Write out each record again exactly as it stands.

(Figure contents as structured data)

★ ★ ★ ★ ★

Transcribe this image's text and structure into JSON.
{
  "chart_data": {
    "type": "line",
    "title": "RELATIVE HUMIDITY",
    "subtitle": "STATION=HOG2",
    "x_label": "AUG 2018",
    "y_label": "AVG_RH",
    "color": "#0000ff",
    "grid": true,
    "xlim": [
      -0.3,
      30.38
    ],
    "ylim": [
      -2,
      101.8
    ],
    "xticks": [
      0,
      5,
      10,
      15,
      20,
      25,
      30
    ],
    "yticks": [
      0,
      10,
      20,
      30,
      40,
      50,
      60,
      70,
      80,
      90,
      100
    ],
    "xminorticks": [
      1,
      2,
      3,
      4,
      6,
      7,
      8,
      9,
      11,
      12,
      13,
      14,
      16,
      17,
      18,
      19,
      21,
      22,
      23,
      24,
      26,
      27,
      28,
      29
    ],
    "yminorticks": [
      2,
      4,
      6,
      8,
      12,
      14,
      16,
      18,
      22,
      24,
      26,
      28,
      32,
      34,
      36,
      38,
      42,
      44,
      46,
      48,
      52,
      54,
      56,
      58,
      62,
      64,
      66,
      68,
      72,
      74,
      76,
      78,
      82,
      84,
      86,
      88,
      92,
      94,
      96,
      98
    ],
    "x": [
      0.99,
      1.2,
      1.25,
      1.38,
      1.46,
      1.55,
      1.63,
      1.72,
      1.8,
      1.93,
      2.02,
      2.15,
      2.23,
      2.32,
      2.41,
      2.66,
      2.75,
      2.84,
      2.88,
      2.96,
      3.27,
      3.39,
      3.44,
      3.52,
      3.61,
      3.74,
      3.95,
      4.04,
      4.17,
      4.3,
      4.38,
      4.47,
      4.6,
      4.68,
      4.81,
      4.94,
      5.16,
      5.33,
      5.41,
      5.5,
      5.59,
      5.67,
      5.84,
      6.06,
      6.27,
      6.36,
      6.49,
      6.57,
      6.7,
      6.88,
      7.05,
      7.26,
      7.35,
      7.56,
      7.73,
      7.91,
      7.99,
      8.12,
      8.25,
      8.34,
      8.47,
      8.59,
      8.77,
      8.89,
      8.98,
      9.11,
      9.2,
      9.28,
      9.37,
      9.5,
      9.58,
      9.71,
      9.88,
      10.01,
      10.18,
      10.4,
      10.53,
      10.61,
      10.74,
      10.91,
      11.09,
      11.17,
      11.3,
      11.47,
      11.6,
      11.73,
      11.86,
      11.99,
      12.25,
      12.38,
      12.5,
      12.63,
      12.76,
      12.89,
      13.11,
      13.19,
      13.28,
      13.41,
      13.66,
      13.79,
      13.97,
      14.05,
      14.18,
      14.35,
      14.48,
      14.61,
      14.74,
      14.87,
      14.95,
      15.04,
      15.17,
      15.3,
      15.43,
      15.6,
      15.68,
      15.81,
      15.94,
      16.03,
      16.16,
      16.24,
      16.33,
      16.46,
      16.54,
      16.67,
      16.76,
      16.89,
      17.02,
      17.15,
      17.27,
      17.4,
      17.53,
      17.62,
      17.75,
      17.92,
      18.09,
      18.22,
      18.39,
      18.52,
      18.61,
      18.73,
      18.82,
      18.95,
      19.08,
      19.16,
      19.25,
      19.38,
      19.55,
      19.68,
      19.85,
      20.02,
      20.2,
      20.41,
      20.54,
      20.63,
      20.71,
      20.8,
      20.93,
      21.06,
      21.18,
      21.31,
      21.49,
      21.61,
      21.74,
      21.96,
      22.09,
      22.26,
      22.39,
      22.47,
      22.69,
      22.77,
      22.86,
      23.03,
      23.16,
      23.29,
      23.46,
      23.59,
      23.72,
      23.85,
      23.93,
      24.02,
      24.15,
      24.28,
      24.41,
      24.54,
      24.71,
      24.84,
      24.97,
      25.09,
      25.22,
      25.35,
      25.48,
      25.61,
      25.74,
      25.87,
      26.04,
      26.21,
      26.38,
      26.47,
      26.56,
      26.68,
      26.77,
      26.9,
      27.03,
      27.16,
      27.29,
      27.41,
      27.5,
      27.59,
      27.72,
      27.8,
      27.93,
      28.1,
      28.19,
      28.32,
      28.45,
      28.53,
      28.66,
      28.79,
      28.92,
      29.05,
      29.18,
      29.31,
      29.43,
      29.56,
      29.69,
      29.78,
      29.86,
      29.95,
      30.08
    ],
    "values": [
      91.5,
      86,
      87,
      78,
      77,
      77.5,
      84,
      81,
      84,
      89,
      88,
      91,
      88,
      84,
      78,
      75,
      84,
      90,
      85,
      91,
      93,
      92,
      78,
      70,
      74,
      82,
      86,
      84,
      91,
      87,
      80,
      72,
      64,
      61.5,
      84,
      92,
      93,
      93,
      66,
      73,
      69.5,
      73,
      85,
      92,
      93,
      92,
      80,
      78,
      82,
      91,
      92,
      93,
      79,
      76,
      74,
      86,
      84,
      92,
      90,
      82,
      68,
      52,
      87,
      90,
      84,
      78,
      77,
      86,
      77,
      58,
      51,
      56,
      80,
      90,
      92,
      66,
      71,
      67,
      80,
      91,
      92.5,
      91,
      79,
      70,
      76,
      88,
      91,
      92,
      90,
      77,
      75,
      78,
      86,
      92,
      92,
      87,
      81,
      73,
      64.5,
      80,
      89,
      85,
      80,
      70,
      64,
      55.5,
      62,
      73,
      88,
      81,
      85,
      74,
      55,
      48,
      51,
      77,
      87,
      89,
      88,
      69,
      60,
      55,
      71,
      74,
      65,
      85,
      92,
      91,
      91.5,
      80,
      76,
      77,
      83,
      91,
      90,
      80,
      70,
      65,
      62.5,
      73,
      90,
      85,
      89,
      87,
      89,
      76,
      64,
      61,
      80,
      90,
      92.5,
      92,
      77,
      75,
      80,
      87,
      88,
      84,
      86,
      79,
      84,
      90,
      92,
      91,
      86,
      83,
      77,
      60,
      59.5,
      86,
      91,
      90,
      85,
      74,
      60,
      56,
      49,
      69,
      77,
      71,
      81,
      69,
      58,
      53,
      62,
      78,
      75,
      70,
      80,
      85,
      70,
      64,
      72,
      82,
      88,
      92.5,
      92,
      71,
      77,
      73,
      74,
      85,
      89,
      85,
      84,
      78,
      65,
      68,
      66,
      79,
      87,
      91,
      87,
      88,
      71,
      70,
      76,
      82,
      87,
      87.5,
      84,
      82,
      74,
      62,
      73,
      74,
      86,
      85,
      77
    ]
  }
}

★ ★ ★ ★ ★

▸ **Full answer**
Transcribe this image's text and structure into JSON.
{
  "chart_data": {
    "type": "line",
    "title": "RELATIVE HUMIDITY",
    "subtitle": "STATION=HOG2",
    "x_label": "AUG 2018",
    "y_label": "AVG_RH",
    "color": "#0000ff",
    "grid": true,
    "xlim": [
      -0.3,
      30.38
    ],
    "ylim": [
      -2,
      101.8
    ],
    "xticks": [
      0,
      5,
      10,
      15,
      20,
      25,
      30
    ],
    "yticks": [
      0,
      10,
      20,
      30,
      40,
      50,
      60,
      70,
      80,
      90,
      100
    ],
    "xminorticks": [
      1,
      2,
      3,
      4,
      6,
      7,
      8,
      9,
      11,
      12,
      13,
      14,
      16,
      17,
      18,
      19,
      21,
      22,
      23,
      24,
      26,
      27,
      28,
      29
    ],
    "yminorticks": [
      2,
      4,
      6,
      8,
      12,
      14,
      16,
      18,
      22,
      24,
      26,
      28,
      32,
      34,
      36,
      38,
      42,
      44,
      46,
      48,
      52,
      54,
      56,
      58,
      62,
      64,
      66,
      68,
      72,
      74,
      76,
      78,
      82,
      84,
      86,
      88,
      92,
      94,
      96,
      98
    ],
    "x": [
      0.99,
      1.2,
      1.25,
      1.38,
      1.46,
      1.55,
      1.63,
      1.72,
      1.8,
      1.93,
      2.02,
      2.15,
      2.23,
      2.32,
      2.41,
      2.66,
      2.75,
      2.84,
      2.88,
      2.96,
      3.27,
      3.39,
      3.44,
      3.52,
      3.61,
      3.74,
      3.95,
      4.04,
      4.17,
      4.3,
      4.38,
      4.47,
      4.6,
      4.68,
      4.81,
      4.94,
      5.16,
      5.33,
      5.41,
      5.5,
      5.59,
      5.67,
      5.84,
      6.06,
      6.27,
      6.36,
      6.49,
      6.57,
      6.7,
      6.88,
      7.05,
      7.26,
      7.35,
      7.56,
      7.73,
      7.91,
      7.99,
      8.12,
      8.25,
      8.34,
      8.47,
      8.59,
      8.77,
      8.89,
      8.98,
      9.11,
      9.2,
      9.28,
      9.37,
      9.5,
      9.58,
      9.71,
      9.88,
      10.01,
      10.18,
      10.4,
      10.53,
      10.61,
      10.74,
      10.91,
      11.09,
      11.17,
      11.3,
      11.47,
      11.6,
      11.73,
      11.86,
      11.99,
      12.25,
      12.38,
      12.5,
      12.63,
      12.76,
      12.89,
      13.11,
      13.19,
      13.28,
      13.41,
      13.66,
      13.79,
      13.97,
      14.05,
      14.18,
      14.35,
      14.48,
      14.61,
      14.74,
      14.87,
      14.95,
      15.04,
      15.17,
      15.3,
      15.43,
      15.6,
      15.68,
      15.81,
      15.94,
      16.03,
      16.16,
      16.24,
      16.33,
      16.46,
      16.54,
      16.67,
      16.76,
      16.89,
      17.02,
      17.15,
      17.27,
      17.4,
      17.53,
      17.62,
      17.75,
      17.92,
      18.09,
      18.22,
      18.39,
      18.52,
      18.61,
      18.73,
      18.82,
      18.95,
      19.08,
      19.16,
      19.25,
      19.38,
      19.55,
      19.68,
      19.85,
      20.02,
      20.2,
      20.41,
      20.54,
      20.63,
      20.71,
      20.8,
      20.93,
      21.06,
      21.18,
      21.31,
      21.49,
      21.61,
      21.74,
      21.96,
      22.09,
      22.26,
      22.39,
      22.47,
      22.69,
      22.77,
      22.86,
      23.03,
      23.16,
      23.29,
      23.46,
      23.59,
      23.72,
      23.85,
      23.93,
      24.02,
      24.15,
      24.28,
      24.41,
      24.54,
      24.71,
      24.84,
      24.97,
      25.09,
      25.22,
      25.35,
      25.48,
      25.61,
      25.74,
      25.87,
      26.04,
      26.21,
      26.38,
      26.47,
      26.56,
      26.68,
      26.77,
      26.9,
      27.03,
      27.16,
      27.29,
      27.41,
      27.5,
      27.59,
      27.72,
      27.8,
      27.93,
      28.1,
      28.19,
      28.32,
      28.45,
      28.53,
      28.66,
      28.79,
      28.92,
      29.05,
      29.18,
      29.31,
      29.43,
      29.56,
      29.69,
      29.78,
      29.86,
      29.95,
      30.08
    ],
    "values": [
      91.5,
      86,
      87,
      78,
      77,
      77.5,
      84,
      81,
      84,
      89,
      88,
      91,
      88,
      84,
      78,
      75,
      84,
      90,
      85,
      91,
      93,
      92,
      78,
      70,
      74,
      82,
      86,
      84,
      91,
      87,
      80,
      72,
      64,
      61.5,
      84,
      92,
      93,
      93,
      66,
      73,
      69.5,
      73,
      85,
      92,
      93,
      92,
      80,
      78,
      82,
      91,
      92,
      93,
      79,
      76,
      74,
      86,
      84,
      92,
      90,
      82,
      68,
      52,
      87,
      90,
      84,
      78,
      77,
      86,
      77,
      58,
      51,
      56,
      80,
      90,
      92,
      66,
      71,
      67,
      80,
      91,
      92.5,
      91,
      79,
      70,
      76,
      88,
      91,
      92,
      90,
      77,
      75,
      78,
      86,
      92,
      92,
      87,
      81,
      73,
      64.5,
      80,
      89,
      85,
      80,
      70,
      64,
      55.5,
      62,
      73,
      88,
      81,
      85,
      74,
      55,
      48,
      51,
      77,
      87,
      89,
      88,
      69,
      60,
      55,
      71,
      74,
      65,
      85,
      92,
      91,
      91.5,
      80,
      76,
      77,
      83,
      91,
      90,
      80,
      70,
      65,
      62.5,
      73,
      90,
      85,
      89,
      87,
      89,
      76,
      64,
      61,
      80,
      90,
      92.5,
      92,
      77,
      75,
      80,
      87,
      88,
      84,
      86,
      79,
      84,
      90,
      92,
      91,
      86,
      83,
      77,
      60,
      59.5,
      86,
      91,
      90,
      85,
      74,
      60,
      56,
      49,
      69,
      77,
      71,
      81,
      69,
      58,
      53,
      62,
      78,
      75,
      70,
      80,
      85,
      70,
      64,
      72,
      82,
      88,
      92.5,
      92,
      71,
      77,
      73,
      74,
      85,
      89,
      85,
      84,
      78,
      65,
      68,
      66,
      79,
      87,
      91,
      87,
      88,
      71,
      70,
      76,
      82,
      87,
      87.5,
      84,
      82,
      74,
      62,
      73,
      74,
      86,
      85,
      77
    ]
  }
}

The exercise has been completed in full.